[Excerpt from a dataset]
..........

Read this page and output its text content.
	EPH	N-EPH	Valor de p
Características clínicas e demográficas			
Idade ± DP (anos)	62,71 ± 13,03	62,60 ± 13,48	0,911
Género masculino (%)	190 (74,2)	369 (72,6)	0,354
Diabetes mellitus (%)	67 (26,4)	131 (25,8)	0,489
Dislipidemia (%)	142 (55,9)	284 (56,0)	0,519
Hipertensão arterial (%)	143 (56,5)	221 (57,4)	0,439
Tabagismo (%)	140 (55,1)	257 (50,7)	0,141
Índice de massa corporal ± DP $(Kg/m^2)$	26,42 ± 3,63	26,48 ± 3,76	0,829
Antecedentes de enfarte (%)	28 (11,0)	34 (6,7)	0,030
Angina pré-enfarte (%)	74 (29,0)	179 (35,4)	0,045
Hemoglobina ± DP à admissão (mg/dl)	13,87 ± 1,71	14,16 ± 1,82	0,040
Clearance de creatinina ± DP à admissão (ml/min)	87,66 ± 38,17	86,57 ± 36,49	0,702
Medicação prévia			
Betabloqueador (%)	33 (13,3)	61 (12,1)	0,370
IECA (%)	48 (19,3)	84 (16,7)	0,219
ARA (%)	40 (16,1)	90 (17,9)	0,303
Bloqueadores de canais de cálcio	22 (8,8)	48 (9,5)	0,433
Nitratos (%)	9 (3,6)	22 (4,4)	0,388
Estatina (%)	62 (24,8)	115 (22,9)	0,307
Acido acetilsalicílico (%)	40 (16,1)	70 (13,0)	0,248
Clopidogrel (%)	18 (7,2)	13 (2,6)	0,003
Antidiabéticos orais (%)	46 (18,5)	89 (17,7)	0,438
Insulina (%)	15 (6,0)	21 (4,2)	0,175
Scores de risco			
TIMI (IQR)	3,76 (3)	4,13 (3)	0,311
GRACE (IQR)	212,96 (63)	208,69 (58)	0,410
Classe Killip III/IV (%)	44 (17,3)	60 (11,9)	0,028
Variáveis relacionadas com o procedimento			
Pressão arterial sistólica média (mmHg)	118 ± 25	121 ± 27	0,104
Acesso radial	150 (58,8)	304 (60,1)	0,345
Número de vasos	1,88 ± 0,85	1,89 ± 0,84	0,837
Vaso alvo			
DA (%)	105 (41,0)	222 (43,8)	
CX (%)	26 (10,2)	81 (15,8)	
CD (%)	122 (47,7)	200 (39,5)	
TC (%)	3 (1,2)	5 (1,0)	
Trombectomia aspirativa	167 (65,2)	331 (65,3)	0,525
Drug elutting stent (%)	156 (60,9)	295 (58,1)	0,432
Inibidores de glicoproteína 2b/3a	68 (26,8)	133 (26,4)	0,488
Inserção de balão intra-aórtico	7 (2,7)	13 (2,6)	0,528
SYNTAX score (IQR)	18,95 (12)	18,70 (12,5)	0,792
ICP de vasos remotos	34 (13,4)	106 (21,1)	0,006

..........

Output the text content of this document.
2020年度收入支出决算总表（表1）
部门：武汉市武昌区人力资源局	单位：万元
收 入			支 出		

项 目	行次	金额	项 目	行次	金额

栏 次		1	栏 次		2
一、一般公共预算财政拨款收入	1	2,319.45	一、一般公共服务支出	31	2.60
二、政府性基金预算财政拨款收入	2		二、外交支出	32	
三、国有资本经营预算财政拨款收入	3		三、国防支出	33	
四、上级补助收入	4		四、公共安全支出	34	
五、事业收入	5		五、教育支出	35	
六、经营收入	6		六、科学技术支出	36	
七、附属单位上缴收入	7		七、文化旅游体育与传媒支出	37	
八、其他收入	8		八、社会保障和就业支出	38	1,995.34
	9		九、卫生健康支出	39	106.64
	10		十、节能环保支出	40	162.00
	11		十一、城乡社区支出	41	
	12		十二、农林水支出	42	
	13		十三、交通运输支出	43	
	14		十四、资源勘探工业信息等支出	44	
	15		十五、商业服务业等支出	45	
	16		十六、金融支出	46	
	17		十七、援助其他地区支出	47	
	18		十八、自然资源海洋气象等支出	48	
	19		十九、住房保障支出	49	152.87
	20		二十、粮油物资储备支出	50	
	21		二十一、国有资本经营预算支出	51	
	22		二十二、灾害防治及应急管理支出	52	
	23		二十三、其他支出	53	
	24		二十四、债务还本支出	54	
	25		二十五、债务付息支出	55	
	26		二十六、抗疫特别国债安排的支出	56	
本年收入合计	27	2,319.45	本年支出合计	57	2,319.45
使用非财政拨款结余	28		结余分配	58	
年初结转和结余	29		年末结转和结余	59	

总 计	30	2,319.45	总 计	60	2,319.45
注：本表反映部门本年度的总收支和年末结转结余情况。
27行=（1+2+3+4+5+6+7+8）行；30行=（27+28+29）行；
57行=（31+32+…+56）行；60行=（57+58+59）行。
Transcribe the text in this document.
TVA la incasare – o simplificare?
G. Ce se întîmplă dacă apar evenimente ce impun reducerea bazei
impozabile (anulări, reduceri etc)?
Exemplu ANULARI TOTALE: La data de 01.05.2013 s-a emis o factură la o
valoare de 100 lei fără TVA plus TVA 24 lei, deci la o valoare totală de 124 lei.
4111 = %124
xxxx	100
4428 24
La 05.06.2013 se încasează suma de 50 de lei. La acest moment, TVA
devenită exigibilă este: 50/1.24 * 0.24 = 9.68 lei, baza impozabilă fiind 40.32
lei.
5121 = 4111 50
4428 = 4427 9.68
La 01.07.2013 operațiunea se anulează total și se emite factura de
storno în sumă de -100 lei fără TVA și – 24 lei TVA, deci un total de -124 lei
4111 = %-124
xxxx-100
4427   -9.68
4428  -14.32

..........

▶ [Request]: How many lines of the records contain the string "text"? Respond with the number alone.

▶ [Output of the task]: 3